[CHALLENGE] Please return the rows below word for word, from the first one through the line with "field-desc: – nazwa składnika: [194, 462, 277, 475]", both included.
*****
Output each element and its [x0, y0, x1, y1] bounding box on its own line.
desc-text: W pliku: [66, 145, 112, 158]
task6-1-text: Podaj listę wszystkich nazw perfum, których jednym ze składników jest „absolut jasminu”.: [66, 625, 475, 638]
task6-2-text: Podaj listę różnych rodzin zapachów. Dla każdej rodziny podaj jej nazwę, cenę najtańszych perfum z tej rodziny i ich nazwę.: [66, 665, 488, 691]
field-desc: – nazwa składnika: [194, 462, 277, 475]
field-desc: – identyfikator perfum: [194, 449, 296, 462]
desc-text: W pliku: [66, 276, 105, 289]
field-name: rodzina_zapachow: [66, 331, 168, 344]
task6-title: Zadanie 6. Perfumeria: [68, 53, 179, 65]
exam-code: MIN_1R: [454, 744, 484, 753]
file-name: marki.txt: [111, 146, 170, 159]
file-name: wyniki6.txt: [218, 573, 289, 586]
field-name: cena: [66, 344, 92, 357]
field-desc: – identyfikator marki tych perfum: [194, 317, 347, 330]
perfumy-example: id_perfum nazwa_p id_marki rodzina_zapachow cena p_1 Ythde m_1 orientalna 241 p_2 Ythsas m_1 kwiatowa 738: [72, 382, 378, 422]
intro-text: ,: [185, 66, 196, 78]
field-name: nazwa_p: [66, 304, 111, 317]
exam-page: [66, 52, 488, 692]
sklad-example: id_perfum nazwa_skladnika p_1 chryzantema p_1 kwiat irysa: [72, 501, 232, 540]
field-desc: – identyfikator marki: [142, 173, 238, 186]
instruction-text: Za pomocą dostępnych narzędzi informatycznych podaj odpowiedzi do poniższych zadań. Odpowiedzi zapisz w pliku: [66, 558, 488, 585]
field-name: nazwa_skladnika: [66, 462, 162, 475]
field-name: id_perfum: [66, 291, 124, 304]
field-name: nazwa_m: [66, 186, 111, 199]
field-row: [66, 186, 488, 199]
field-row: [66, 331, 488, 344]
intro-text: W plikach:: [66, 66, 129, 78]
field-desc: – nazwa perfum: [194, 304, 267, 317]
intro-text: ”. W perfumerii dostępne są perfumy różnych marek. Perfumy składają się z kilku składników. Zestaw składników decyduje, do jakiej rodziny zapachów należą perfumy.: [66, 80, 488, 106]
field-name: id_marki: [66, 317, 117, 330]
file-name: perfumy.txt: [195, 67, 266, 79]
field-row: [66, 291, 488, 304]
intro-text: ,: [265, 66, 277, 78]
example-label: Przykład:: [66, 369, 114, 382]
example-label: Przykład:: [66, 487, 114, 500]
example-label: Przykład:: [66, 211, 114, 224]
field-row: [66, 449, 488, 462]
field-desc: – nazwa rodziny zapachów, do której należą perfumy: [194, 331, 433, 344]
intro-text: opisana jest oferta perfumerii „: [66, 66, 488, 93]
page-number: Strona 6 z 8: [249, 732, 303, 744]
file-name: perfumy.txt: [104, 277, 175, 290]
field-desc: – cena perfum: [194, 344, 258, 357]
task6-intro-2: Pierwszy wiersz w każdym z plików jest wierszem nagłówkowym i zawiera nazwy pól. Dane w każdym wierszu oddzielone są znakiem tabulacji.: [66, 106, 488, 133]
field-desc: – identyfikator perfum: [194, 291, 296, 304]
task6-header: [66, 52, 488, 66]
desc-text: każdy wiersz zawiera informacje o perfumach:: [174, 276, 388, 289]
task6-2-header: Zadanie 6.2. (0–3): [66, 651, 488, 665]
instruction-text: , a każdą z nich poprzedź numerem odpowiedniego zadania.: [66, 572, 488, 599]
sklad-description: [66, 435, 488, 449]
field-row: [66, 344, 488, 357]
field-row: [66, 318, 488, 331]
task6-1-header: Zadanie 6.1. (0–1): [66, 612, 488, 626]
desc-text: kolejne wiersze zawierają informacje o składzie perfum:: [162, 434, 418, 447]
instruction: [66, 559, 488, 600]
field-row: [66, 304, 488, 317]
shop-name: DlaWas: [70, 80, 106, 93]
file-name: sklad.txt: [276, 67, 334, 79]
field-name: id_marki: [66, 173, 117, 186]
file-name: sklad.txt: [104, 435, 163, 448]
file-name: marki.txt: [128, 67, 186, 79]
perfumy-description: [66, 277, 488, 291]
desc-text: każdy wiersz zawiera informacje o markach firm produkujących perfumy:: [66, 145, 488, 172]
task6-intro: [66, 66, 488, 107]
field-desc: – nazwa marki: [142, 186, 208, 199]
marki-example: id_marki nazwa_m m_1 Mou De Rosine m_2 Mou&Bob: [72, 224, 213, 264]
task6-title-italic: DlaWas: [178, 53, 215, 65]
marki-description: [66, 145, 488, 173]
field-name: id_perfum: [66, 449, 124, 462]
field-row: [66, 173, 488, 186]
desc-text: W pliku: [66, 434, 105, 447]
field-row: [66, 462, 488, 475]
*****
[THE RESPONSE]
Output each element and its [x0, y0, x1, y1] bounding box on its own line.
desc-text: W pliku: [66, 145, 112, 158]
task6-1-text: Podaj listę wszystkich nazw perfum, których jednym ze składników jest „absolut jasminu”.: [66, 625, 475, 638]
task6-2-text: Podaj listę różnych rodzin zapachów. Dla każdej rodziny podaj jej nazwę, cenę najtańszych perfum z tej rodziny i ich nazwę.: [66, 665, 488, 691]
field-desc: – nazwa składnika: [194, 462, 277, 475]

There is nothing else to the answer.